⟨

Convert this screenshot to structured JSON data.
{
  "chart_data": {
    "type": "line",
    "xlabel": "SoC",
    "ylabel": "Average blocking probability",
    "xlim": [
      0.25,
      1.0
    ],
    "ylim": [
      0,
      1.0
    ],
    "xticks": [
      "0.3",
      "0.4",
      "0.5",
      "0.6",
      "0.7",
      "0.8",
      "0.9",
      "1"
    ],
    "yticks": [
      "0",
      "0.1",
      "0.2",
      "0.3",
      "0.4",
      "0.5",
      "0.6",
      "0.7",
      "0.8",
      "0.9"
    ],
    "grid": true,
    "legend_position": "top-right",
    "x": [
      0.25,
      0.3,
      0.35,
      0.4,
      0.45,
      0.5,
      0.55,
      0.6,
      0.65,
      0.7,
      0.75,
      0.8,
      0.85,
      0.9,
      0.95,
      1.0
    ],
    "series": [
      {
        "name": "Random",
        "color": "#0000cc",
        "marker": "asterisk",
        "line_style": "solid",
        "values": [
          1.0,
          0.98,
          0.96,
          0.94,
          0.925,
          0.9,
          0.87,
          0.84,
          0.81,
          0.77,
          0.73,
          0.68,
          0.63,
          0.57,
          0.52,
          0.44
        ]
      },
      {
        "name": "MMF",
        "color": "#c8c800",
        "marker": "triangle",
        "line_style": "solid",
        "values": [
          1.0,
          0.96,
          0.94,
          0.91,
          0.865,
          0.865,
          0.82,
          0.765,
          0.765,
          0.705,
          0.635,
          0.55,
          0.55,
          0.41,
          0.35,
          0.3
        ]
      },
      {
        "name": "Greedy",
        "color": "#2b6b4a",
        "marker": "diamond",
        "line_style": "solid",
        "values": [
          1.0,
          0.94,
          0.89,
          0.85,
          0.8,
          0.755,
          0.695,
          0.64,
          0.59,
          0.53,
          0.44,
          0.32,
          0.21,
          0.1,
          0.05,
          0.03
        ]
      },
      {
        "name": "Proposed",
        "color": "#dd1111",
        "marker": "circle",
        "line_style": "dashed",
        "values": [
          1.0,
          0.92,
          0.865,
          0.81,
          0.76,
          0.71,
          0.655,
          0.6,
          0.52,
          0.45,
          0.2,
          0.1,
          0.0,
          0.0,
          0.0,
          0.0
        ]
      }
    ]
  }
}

⟩

▶ [WORK TO BE COMPLETED]:
Go through the entries and repeat each one exactly.

▶ [EXERCISE RESULT]:
Convert this screenshot to structured JSON data.
{
  "chart_data": {
    "type": "line",
    "xlabel": "SoC",
    "ylabel": "Average blocking probability",
    "xlim": [
      0.25,
      1.0
    ],
    "ylim": [
      0,
      1.0
    ],
    "xticks": [
      "0.3",
      "0.4",
      "0.5",
      "0.6",
      "0.7",
      "0.8",
      "0.9",
      "1"
    ],
    "yticks": [
      "0",
      "0.1",
      "0.2",
      "0.3",
      "0.4",
      "0.5",
      "0.6",
      "0.7",
      "0.8",
      "0.9"
    ],
    "grid": true,
    "legend_position": "top-right",
    "x": [
      0.25,
      0.3,
      0.35,
      0.4,
      0.45,
      0.5,
      0.55,
      0.6,
      0.65,
      0.7,
      0.75,
      0.8,
      0.85,
      0.9,
      0.95,
      1.0
    ],
    "series": [
      {
        "name": "Random",
        "color": "#0000cc",
        "marker": "asterisk",
        "line_style": "solid",
        "values": [
          1.0,
          0.98,
          0.96,
          0.94,
          0.925,
          0.9,
          0.87,
          0.84,
          0.81,
          0.77,
          0.73,
          0.68,
          0.63,
          0.57,
          0.52,
          0.44
        ]
      },
      {
        "name": "MMF",
        "color": "#c8c800",
        "marker": "triangle",
        "line_style": "solid",
        "values": [
          1.0,
          0.96,
          0.94,
          0.91,
          0.865,
          0.865,
          0.82,
          0.765,
          0.765,
          0.705,
          0.635,
          0.55,
          0.55,
          0.41,
          0.35,
          0.3
        ]
      },
      {
        "name": "Greedy",
        "color": "#2b6b4a",
        "marker": "diamond",
        "line_style": "solid",
        "values": [
          1.0,
          0.94,
          0.89,
          0.85,
          0.8,
          0.755,
          0.695,
          0.64,
          0.59,
          0.53,
          0.44,
          0.32,
          0.21,
          0.1,
          0.05,
          0.03
        ]
      },
      {
        "name": "Proposed",
        "color": "#dd1111",
        "marker": "circle",
        "line_style": "dashed",
        "values": [
          1.0,
          0.92,
          0.865,
          0.81,
          0.76,
          0.71,
          0.655,
          0.6,
          0.52,
          0.45,
          0.2,
          0.1,
          0.0,
          0.0,
          0.0,
          0.0
        ]
      }
    ]
  }
}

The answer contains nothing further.